(Exercise directions) Give the number of lines containing the word "GEMINI" and nothing more.
□ □ □ □ □ □ □
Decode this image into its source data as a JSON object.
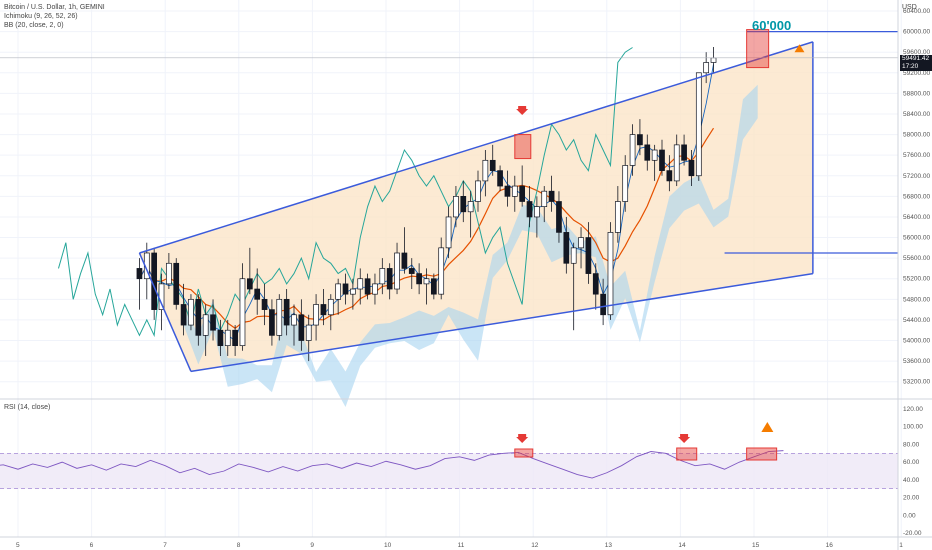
{
  "legend": {
    "symbol": "Bitcoin / U.S. Dollar, 1h, GEMINI",
    "ichimoku": "Ichimoku (9, 26, 52, 26)",
    "bb": "BB (20, close, 2, 0)",
    "rsi": "RSI (14, close)"
  },
  "currency": "USD",
  "annotation_label": "60'000",
  "last_price": "59491.42",
  "countdown": "17:20",
  "colors": {
    "candle": "#131722",
    "channel": "#3b5bdb",
    "channel_fill": "#fbe5c8",
    "conversion": "#1565c0",
    "base": "#c62828",
    "lagging": "#26a69a",
    "cloud_bull": "#a7d3f0",
    "cloud_bear": "#f4a9a0",
    "bb_basis": "#e65100",
    "rsi_line": "#7e57c2",
    "rsi_band": "#ede7f6",
    "marker": "#e53935"
  },
  "chart_data": [
    {
      "type": "candlestick",
      "title": "Bitcoin / U.S. Dollar, 1h, GEMINI",
      "ylabel": "USD",
      "ylim": [
        53000,
        60400
      ],
      "x_ticks": [
        "5",
        "6",
        "7",
        "8",
        "9",
        "10",
        "11",
        "12",
        "13",
        "14",
        "15",
        "16",
        "1"
      ],
      "y_ticks": [
        53200,
        53600,
        54000,
        54400,
        54800,
        55200,
        55600,
        56000,
        56400,
        56800,
        57200,
        57600,
        58000,
        58400,
        58800,
        59200,
        59600,
        60000,
        60400
      ],
      "series": [
        {
          "name": "BTCUSD",
          "values": [
            [
              6.65,
              55400,
              55600,
              54600,
              55200
            ],
            [
              6.75,
              55200,
              55900,
              54800,
              55700
            ],
            [
              6.85,
              55700,
              55800,
              54400,
              54600
            ],
            [
              6.95,
              54600,
              55300,
              54200,
              55100
            ],
            [
              7.05,
              55100,
              55700,
              55000,
              55500
            ],
            [
              7.15,
              55500,
              55600,
              54600,
              54700
            ],
            [
              7.25,
              54700,
              55100,
              54100,
              54300
            ],
            [
              7.35,
              54300,
              54900,
              54200,
              54800
            ],
            [
              7.45,
              54800,
              54900,
              53900,
              54100
            ],
            [
              7.55,
              54100,
              54700,
              53700,
              54500
            ],
            [
              7.65,
              54500,
              54800,
              54000,
              54200
            ],
            [
              7.75,
              54200,
              54400,
              53700,
              53900
            ],
            [
              7.85,
              53900,
              54400,
              53700,
              54200
            ],
            [
              7.95,
              54200,
              54300,
              53700,
              53900
            ],
            [
              8.05,
              53900,
              55500,
              53800,
              55200
            ],
            [
              8.15,
              55200,
              55800,
              54900,
              55000
            ],
            [
              8.25,
              55000,
              55400,
              54500,
              54800
            ],
            [
              8.35,
              54800,
              55100,
              54300,
              54600
            ],
            [
              8.45,
              54600,
              54800,
              53900,
              54100
            ],
            [
              8.55,
              54100,
              54900,
              54000,
              54800
            ],
            [
              8.65,
              54800,
              55000,
              54100,
              54300
            ],
            [
              8.75,
              54300,
              54700,
              53900,
              54500
            ],
            [
              8.85,
              54500,
              54800,
              53800,
              54000
            ],
            [
              8.95,
              54000,
              54500,
              53600,
              54300
            ],
            [
              9.05,
              54300,
              54900,
              54000,
              54700
            ],
            [
              9.15,
              54700,
              55000,
              54300,
              54500
            ],
            [
              9.25,
              54500,
              54900,
              54200,
              54800
            ],
            [
              9.35,
              54800,
              55200,
              54500,
              55100
            ],
            [
              9.45,
              55100,
              55300,
              54700,
              54900
            ],
            [
              9.55,
              54900,
              55200,
              54600,
              55000
            ],
            [
              9.65,
              55000,
              55400,
              54700,
              55200
            ],
            [
              9.75,
              55200,
              55300,
              54800,
              54900
            ],
            [
              9.85,
              54900,
              55300,
              54700,
              55100
            ],
            [
              9.95,
              55100,
              55600,
              54900,
              55400
            ],
            [
              10.05,
              55400,
              55500,
              54800,
              55000
            ],
            [
              10.15,
              55000,
              55900,
              54900,
              55700
            ],
            [
              10.25,
              55700,
              56200,
              55300,
              55400
            ],
            [
              10.35,
              55400,
              55600,
              55000,
              55300
            ],
            [
              10.45,
              55300,
              55500,
              54900,
              55100
            ],
            [
              10.55,
              55100,
              55400,
              54700,
              55200
            ],
            [
              10.65,
              55200,
              55300,
              54800,
              54900
            ],
            [
              10.75,
              54900,
              56000,
              54800,
              55800
            ],
            [
              10.85,
              55800,
              56600,
              55600,
              56400
            ],
            [
              10.95,
              56400,
              57000,
              56200,
              56800
            ],
            [
              11.05,
              56800,
              57100,
              56300,
              56500
            ],
            [
              11.15,
              56500,
              56900,
              56000,
              56700
            ],
            [
              11.25,
              56700,
              57300,
              56500,
              57100
            ],
            [
              11.35,
              57100,
              57700,
              56800,
              57500
            ],
            [
              11.45,
              57500,
              57800,
              57200,
              57300
            ],
            [
              11.55,
              57300,
              57400,
              56900,
              57000
            ],
            [
              11.65,
              57000,
              57300,
              56600,
              56800
            ],
            [
              11.75,
              56800,
              57200,
              56500,
              57000
            ],
            [
              11.85,
              57000,
              57400,
              56600,
              56700
            ],
            [
              11.95,
              56700,
              57000,
              56200,
              56400
            ],
            [
              12.05,
              56400,
              56800,
              56000,
              56600
            ],
            [
              12.15,
              56600,
              57000,
              56300,
              56900
            ],
            [
              12.25,
              56900,
              57200,
              56500,
              56700
            ],
            [
              12.35,
              56700,
              56900,
              55900,
              56100
            ],
            [
              12.45,
              56100,
              56400,
              55300,
              55500
            ],
            [
              12.55,
              55500,
              55900,
              54200,
              55800
            ],
            [
              12.65,
              55800,
              56200,
              55400,
              56000
            ],
            [
              12.75,
              56000,
              56300,
              55100,
              55300
            ],
            [
              12.85,
              55300,
              55500,
              54600,
              54900
            ],
            [
              12.95,
              54900,
              55200,
              54300,
              54500
            ],
            [
              13.05,
              54500,
              56300,
              54400,
              56100
            ],
            [
              13.15,
              56100,
              57000,
              55900,
              56700
            ],
            [
              13.25,
              56700,
              57600,
              56500,
              57400
            ],
            [
              13.35,
              57400,
              58200,
              57200,
              58000
            ],
            [
              13.45,
              58000,
              58300,
              57600,
              57800
            ],
            [
              13.55,
              57800,
              58000,
              57300,
              57500
            ],
            [
              13.65,
              57500,
              57800,
              57100,
              57700
            ],
            [
              13.75,
              57700,
              57900,
              57200,
              57300
            ],
            [
              13.85,
              57300,
              57600,
              56900,
              57100
            ],
            [
              13.95,
              57100,
              58000,
              57000,
              57800
            ],
            [
              14.05,
              57800,
              58000,
              57400,
              57500
            ],
            [
              14.15,
              57500,
              57700,
              57000,
              57200
            ],
            [
              14.25,
              57200,
              58700,
              57100,
              59200
            ],
            [
              14.35,
              59200,
              59600,
              59000,
              59400
            ],
            [
              14.45,
              59400,
              59700,
              59200,
              59491
            ]
          ]
        },
        {
          "name": "Channel upper",
          "values": [
            [
              6.65,
              55700
            ],
            [
              15.8,
              59800
            ]
          ]
        },
        {
          "name": "Channel lower",
          "values": [
            [
              7.35,
              53400
            ],
            [
              15.8,
              55300
            ]
          ]
        },
        {
          "name": "Horizontal level",
          "values": [
            [
              14.9,
              60000
            ],
            [
              16.0,
              60000
            ]
          ]
        },
        {
          "name": "Support level",
          "values": [
            [
              14.6,
              55700
            ],
            [
              16.0,
              55700
            ]
          ]
        }
      ],
      "annotations": [
        "60'000",
        "59491.42",
        "17:20"
      ]
    },
    {
      "type": "line",
      "title": "RSI (14, close)",
      "ylim": [
        -20,
        120
      ],
      "y_ticks": [
        -20,
        0,
        20,
        40,
        60,
        80,
        100,
        120
      ],
      "bands": [
        30,
        70
      ],
      "series": [
        {
          "name": "RSI",
          "values": [
            [
              4.6,
              55
            ],
            [
              4.8,
              57
            ],
            [
              5.0,
              52
            ],
            [
              5.2,
              58
            ],
            [
              5.4,
              54
            ],
            [
              5.6,
              60
            ],
            [
              5.8,
              53
            ],
            [
              6.0,
              57
            ],
            [
              6.2,
              51
            ],
            [
              6.4,
              58
            ],
            [
              6.6,
              55
            ],
            [
              6.8,
              62
            ],
            [
              7.0,
              56
            ],
            [
              7.2,
              48
            ],
            [
              7.4,
              53
            ],
            [
              7.6,
              46
            ],
            [
              7.8,
              50
            ],
            [
              8.0,
              58
            ],
            [
              8.2,
              54
            ],
            [
              8.4,
              49
            ],
            [
              8.6,
              55
            ],
            [
              8.8,
              50
            ],
            [
              9.0,
              56
            ],
            [
              9.2,
              58
            ],
            [
              9.4,
              53
            ],
            [
              9.6,
              59
            ],
            [
              9.8,
              55
            ],
            [
              10.0,
              61
            ],
            [
              10.2,
              57
            ],
            [
              10.4,
              52
            ],
            [
              10.6,
              56
            ],
            [
              10.8,
              64
            ],
            [
              11.0,
              66
            ],
            [
              11.2,
              62
            ],
            [
              11.4,
              68
            ],
            [
              11.6,
              70
            ],
            [
              11.8,
              71
            ],
            [
              12.0,
              64
            ],
            [
              12.2,
              58
            ],
            [
              12.4,
              52
            ],
            [
              12.6,
              46
            ],
            [
              12.8,
              42
            ],
            [
              13.0,
              48
            ],
            [
              13.2,
              56
            ],
            [
              13.4,
              66
            ],
            [
              13.6,
              72
            ],
            [
              13.8,
              70
            ],
            [
              14.0,
              62
            ],
            [
              14.2,
              56
            ],
            [
              14.4,
              58
            ],
            [
              14.6,
              52
            ],
            [
              14.8,
              60
            ],
            [
              15.0,
              66
            ],
            [
              15.2,
              72
            ],
            [
              15.4,
              73
            ]
          ]
        }
      ]
    }
  ]
}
□ □ □ □ □ □ □
(Solution to this exercise) 2